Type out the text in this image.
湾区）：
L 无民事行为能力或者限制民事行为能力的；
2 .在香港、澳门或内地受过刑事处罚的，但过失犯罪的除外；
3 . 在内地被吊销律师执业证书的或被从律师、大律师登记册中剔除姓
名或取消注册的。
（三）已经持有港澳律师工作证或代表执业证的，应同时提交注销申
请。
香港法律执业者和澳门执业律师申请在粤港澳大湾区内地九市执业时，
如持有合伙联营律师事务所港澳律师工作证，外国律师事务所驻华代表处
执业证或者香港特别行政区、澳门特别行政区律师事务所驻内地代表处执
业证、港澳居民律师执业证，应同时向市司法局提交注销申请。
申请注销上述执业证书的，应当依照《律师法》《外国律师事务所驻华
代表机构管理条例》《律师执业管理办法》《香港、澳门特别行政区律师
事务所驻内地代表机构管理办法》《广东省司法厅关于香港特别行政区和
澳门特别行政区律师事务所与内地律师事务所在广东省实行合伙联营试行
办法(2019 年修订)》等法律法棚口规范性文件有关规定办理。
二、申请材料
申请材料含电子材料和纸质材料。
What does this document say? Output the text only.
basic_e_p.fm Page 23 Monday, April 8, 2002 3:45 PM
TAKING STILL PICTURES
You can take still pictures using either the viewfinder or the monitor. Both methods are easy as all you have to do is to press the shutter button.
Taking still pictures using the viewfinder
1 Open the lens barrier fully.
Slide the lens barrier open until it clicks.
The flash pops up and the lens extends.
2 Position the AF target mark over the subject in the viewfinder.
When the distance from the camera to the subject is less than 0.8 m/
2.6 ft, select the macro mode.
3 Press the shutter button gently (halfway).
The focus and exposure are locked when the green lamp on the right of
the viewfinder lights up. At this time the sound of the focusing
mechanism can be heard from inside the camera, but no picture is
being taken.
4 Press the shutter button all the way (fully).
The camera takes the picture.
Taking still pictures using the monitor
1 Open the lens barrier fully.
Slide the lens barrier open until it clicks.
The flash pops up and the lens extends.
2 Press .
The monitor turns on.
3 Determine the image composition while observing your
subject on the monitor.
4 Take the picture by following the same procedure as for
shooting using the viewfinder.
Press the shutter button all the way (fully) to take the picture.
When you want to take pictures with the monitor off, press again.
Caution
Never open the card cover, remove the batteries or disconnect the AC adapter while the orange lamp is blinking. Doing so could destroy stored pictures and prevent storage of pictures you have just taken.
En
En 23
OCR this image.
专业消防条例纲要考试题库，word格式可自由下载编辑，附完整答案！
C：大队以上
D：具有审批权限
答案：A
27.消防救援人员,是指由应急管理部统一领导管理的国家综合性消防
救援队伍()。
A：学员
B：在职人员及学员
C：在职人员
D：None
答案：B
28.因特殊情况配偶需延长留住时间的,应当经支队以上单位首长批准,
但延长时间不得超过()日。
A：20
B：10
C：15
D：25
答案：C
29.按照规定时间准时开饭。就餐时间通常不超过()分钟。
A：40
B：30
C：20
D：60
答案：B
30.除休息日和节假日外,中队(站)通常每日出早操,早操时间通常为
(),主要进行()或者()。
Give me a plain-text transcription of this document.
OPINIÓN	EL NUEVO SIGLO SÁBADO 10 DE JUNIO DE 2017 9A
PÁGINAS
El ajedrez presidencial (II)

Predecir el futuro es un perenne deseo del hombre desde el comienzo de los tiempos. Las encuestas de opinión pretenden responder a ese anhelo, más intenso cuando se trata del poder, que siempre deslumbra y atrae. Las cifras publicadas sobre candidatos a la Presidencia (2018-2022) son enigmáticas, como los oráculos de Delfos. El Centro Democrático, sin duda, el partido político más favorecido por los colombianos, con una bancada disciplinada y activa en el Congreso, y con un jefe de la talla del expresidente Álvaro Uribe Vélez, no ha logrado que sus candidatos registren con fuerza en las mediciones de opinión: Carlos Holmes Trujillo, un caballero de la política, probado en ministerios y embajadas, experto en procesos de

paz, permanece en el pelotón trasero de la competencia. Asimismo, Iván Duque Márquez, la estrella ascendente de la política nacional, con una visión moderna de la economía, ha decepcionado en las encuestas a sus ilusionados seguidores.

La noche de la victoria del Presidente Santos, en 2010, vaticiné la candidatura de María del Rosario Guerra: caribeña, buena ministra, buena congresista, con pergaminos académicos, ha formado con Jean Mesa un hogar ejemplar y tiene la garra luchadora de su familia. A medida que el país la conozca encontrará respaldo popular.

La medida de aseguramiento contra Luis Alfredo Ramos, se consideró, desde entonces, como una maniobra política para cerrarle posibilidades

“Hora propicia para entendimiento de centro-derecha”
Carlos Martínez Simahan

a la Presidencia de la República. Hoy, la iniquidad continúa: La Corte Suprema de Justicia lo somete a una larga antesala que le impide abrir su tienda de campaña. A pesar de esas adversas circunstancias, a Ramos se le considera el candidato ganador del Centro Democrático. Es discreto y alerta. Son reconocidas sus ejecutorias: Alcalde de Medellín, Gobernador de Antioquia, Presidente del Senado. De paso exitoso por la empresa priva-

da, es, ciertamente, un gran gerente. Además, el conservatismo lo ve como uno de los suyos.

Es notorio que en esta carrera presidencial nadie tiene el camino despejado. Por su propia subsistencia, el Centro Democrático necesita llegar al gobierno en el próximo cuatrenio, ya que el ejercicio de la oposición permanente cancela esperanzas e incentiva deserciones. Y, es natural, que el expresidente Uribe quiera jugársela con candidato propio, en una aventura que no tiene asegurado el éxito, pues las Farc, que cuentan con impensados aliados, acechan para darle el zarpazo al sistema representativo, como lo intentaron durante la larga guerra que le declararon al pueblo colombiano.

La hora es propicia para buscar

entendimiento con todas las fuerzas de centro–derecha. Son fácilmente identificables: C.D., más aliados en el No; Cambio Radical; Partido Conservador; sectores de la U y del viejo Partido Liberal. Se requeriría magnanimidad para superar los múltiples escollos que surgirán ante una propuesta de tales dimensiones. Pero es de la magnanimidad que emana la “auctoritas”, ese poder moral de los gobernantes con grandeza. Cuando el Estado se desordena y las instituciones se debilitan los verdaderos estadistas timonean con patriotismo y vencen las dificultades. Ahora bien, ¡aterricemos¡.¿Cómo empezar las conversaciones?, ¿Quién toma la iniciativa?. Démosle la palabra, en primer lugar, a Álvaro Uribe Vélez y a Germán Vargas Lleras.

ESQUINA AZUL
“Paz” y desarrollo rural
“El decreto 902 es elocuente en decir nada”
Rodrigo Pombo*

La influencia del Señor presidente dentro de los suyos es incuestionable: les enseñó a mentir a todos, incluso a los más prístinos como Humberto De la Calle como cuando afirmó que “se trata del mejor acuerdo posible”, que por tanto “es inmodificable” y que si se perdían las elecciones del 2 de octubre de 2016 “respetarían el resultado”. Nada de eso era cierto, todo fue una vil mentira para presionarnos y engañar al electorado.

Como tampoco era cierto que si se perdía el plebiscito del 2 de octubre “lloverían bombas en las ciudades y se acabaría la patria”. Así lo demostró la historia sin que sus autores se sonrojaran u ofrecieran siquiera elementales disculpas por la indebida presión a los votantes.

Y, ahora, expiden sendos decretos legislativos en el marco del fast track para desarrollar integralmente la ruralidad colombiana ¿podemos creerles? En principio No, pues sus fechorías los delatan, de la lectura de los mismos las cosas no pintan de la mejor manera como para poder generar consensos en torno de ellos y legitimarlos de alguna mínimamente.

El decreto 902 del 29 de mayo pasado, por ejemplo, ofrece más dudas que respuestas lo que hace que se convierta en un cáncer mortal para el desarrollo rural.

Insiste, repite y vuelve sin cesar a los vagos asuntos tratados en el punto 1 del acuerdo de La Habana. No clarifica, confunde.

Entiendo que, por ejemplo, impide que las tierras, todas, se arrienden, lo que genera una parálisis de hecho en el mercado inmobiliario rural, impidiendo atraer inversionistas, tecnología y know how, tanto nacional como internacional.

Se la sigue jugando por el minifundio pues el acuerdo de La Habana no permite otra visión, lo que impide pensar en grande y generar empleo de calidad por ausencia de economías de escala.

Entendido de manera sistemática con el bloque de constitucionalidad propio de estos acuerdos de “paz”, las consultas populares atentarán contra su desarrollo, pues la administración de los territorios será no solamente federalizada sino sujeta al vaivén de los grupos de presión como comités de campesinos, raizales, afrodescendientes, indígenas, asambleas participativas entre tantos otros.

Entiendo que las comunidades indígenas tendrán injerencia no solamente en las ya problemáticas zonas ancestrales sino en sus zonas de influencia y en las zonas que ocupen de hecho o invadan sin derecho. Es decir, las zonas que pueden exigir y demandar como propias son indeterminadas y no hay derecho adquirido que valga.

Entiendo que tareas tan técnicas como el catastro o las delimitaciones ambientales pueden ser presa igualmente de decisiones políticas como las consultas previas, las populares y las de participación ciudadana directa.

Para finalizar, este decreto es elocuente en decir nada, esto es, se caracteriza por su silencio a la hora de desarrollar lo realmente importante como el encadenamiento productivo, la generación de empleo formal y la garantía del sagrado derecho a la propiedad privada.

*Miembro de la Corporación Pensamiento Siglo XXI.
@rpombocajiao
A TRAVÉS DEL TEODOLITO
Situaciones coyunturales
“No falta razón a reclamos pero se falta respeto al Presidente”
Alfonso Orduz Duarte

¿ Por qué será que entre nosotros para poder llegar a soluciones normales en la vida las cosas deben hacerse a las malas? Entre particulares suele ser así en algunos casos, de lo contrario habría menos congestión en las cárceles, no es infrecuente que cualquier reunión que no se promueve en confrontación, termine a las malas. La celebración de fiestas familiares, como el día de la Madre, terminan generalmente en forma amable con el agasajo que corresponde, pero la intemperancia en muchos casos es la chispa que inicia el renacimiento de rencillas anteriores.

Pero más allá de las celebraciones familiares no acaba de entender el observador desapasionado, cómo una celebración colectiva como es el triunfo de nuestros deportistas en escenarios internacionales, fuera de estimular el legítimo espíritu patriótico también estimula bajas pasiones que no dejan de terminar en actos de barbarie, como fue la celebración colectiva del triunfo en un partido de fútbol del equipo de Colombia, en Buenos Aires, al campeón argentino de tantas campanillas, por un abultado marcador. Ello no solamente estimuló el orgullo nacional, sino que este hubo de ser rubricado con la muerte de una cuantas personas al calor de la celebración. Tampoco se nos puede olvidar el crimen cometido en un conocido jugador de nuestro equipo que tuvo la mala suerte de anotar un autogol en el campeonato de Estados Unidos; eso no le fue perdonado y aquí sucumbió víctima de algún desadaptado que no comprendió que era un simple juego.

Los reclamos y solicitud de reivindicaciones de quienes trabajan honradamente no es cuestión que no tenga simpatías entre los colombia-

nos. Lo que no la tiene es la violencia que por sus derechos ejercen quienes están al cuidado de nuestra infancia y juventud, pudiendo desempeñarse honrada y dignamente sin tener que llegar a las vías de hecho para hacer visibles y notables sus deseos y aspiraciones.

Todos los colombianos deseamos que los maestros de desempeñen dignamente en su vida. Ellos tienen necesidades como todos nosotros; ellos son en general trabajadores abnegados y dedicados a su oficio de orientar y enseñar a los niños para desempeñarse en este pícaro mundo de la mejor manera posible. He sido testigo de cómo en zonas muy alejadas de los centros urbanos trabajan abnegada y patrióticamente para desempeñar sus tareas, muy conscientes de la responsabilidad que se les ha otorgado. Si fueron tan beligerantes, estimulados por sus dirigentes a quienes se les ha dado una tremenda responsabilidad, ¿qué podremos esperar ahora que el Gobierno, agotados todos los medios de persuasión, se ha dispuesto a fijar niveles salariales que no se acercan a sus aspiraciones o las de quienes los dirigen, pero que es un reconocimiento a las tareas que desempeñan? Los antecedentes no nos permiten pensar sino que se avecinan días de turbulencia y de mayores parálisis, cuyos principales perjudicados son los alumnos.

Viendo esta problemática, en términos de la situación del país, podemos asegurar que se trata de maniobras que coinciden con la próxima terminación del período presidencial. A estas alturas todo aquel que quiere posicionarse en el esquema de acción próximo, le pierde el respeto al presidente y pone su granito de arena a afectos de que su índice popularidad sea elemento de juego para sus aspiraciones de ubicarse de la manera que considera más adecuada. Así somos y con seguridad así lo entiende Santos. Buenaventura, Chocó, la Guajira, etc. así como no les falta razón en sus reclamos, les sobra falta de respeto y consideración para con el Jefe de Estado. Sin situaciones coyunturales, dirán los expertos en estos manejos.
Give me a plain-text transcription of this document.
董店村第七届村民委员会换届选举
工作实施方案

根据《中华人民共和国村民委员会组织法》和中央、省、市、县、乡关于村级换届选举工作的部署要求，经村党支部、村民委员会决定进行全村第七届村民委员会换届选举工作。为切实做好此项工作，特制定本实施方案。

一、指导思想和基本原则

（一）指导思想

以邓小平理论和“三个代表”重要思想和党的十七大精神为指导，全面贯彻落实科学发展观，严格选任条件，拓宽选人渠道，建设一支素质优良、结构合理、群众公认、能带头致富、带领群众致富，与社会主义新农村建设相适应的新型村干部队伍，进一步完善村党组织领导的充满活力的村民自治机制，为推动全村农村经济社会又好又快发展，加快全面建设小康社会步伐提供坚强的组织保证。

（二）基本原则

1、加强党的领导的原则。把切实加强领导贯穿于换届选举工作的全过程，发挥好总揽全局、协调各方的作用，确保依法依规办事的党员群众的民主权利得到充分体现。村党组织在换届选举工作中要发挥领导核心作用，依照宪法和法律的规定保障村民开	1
= = = = = = =
> Given request
Which lines in the data above contain "text"? Show each one.

> Full output
Type out the text in this image.
What does this document say? Output the text only.
Give me a plain-text transcription of this document.
Give me a plain-text transcription of this document.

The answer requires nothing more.